• [AUFGABEN]:
a: Gib den Absatz im Text zur Geschichte Schönefelds, der mit „Im 10.Jahrhundert besiedelten“ beginnt, als knappe Liste wieder. Die wesentlichen Fakten müssen erhalten bleiben.
b: Schreibe den Text zur Geschichte Schönefelds im Anschluss an seinen letzten Satz weiter.

Die Geschichte von Schönefeld
Schönefeld liegt an der Parthe und über Jahrhunderte hinweg hat der Fluss die Geschichte des ehemaligen Dorfes mitbestimmt. Es entwickelten sich die Auenwiesen immer wieder zu ungangbaren Sümpfen, die nicht nur durch den üblen Geruch Probleme bereiteten (Parthe = slawisch "parda" - die stinkende).
Im 10.Jahrhundert besiedelten im Zuge der Ostexpansion vermutlich flämische Kolonialisten den Raum süd-östlich der Parthe. Auf dem Gelände, das vom Hochwasser nicht erreicht werden konnte, entstand die erste Siedlung. Nach 1136 entstand ein Gassendorf rund um den westlichen Teil der Ossietzkystraße.
In einer Erwähnung zur Geschichte Theklas wird 1245 über das Dorf Abtnauendorf als Anhängsel zu einem Rittergut berichtet. Der damalige Name lautete "Wognaundorf bey Schenefeld". Die erste direkte, urkundliche Erwähnung von Schönefeld trägt das Datum 17. März 1270. Dort wird als erster Besitzer des markgräflichen Dorfes Schonenuelt "Hoier von Vrideberc" (Hoyer von Friedeberg) genannt.
Zwischen der heutigen Robert-Blum-Straße und der Ossietzkystraße befand sich der mit Gebüsch und einigen Bäumen durchsetzte Dorfanger. Hoyer von Friedeberg baute östlich der Leostraße eine Wallanlage. Rund um den Dorfanger befanden sich Bauerngüter. Sie standen zuerst nur im Bereich des westlichen Teils der Ossietzkystraße und an der Robert-Blum-Straße. Später erfolgte die Ausdehnung des Dorfkerns in östliche Richtung wobei dass das Gelände östlich an der Ossietzkystraße ab dem Bereich Leostraße bis zum 17. Jahrhundert noch völlig unbebaut war.

• [BEREITGESTELLTES MATERIAL]:
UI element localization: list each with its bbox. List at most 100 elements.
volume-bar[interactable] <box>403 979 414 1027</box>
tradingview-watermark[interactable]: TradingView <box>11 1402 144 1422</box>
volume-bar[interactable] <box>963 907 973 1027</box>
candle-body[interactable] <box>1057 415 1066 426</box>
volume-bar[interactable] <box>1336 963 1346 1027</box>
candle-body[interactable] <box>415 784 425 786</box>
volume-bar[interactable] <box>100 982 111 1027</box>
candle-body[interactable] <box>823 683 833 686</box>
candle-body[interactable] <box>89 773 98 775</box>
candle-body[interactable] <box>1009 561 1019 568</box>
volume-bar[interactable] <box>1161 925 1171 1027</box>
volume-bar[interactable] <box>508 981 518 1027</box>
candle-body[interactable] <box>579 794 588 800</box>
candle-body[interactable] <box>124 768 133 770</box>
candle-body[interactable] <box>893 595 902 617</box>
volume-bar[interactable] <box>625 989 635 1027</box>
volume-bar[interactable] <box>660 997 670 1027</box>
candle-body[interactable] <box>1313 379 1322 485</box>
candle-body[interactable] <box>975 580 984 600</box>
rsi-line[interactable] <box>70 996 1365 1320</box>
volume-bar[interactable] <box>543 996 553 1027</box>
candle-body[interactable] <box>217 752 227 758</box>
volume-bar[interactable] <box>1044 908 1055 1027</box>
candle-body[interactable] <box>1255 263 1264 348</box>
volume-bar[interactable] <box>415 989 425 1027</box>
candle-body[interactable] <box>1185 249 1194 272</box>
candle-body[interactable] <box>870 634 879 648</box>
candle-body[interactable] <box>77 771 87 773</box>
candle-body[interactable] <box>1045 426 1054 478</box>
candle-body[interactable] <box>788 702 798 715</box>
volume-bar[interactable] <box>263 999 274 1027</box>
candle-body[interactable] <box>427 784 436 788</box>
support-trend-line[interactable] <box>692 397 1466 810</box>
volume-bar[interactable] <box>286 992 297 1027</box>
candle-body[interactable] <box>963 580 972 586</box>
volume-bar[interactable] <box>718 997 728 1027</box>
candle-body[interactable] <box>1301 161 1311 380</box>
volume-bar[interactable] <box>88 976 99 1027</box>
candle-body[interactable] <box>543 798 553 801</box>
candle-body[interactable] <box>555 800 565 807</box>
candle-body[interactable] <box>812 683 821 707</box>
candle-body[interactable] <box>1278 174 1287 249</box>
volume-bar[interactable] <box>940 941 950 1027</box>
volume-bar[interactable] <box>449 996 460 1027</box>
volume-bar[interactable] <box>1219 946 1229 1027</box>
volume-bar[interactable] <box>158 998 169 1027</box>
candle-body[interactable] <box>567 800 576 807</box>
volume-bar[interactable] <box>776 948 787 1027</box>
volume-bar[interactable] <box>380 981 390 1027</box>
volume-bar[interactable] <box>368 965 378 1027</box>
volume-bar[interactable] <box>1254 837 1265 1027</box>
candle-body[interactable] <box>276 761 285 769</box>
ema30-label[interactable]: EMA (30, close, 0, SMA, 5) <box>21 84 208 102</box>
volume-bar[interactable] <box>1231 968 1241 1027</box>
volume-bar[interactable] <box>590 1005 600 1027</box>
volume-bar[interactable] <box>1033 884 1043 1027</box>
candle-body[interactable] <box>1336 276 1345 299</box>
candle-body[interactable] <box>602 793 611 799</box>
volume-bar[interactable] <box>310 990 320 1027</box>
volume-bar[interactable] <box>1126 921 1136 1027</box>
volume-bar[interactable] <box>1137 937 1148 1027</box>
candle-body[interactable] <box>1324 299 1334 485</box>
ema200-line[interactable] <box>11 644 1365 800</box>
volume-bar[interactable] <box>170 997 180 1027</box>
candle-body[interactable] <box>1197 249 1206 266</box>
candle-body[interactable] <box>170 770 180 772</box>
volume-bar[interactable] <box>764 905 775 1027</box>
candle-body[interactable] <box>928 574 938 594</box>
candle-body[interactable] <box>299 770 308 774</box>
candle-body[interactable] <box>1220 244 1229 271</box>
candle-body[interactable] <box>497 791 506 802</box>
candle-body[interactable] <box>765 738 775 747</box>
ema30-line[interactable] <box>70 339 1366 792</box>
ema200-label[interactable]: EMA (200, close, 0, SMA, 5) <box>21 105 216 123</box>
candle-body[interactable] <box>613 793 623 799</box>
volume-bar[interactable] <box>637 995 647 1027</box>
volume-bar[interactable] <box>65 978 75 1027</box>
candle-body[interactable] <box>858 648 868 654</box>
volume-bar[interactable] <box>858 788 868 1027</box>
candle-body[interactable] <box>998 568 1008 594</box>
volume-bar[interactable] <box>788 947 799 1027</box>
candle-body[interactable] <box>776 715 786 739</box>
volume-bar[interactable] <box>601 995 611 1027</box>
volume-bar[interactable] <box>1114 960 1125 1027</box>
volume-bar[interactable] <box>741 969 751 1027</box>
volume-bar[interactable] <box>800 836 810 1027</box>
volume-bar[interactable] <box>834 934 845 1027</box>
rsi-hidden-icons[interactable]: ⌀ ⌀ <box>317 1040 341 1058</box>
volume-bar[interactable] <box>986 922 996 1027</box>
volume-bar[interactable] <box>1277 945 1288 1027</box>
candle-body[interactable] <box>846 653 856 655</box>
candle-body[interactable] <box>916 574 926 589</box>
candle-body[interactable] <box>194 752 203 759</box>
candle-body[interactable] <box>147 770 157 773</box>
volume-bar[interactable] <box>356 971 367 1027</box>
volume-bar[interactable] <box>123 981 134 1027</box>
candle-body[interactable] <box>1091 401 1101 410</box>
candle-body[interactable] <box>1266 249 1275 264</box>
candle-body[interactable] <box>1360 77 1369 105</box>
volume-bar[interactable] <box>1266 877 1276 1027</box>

• [LÖSUNGEN]:
a:
- Im 10. Jahrhundert besiedelten im Zuge der Ostexpansion vermutlich flämische Kolonialisten das Gebiet südöstlich der Parthe.
- Die erste Siedlung entstand auf Gelände, das vom Hochwasser nicht erreicht werden konnte.
- Nach 1136 entstand ein Gassendorf rund um den westlichen Teil der Ossietzkystraße.

b:
In welchem Jahre Schönefeld exakt gegründet wurde, kann mit absoluter Gewissheit keiner mehr sagen. Die Unterlagen dazu gingen mit dem damaligen Ortsarchiv in den Wirren des Dreißigjährigen Krieges verloren, andere Unterlagen wie die Kirchenbücher verbrannten bei der Völkerschlacht. Jedoch fand man auf dem Galgenberg (nördlich der Bautzener Straße) sowie im Bereich des Mariannenparks mehrere Bruchstücke aus der jüngeren Bronzezeit, die auf eine damalige Siedlungsstelle hinweisen.
Ebenso fand man beim Anlegen des Schönefelder Volksparkes (dem heutigen Mariannenpark) eine ca. 75 mal 60 cm große Urne und mehrere prähistorische Brandstellen, was ebenfalls auf eine frühe Besiedlung hinweist.
Am 16. November 1404 belehnte Georg Albrecht von Colditz den Ratsmann Thümmel mit dem Dorfe Schönefeld, welches dann über 3 1/2 Jahrhunderte im Besitze der Familie blieb. Aus diesem Grund ließ die Familie Thümmel am Westrand des Dorfes ein Rittergut und im Jahre 1604 ein Schloss als Herrensitz erbauen. Die Schönefelder Allee (früher Lindenallee - wegen den Linden) wurde von Moritz Thümmel in den Jahren 1621/22 angelegt und verläuft auch heute noch auf dem gleichen Wege. Er verband damals das Schloss mit Volkmarsdorf und der Stadt Leipzig.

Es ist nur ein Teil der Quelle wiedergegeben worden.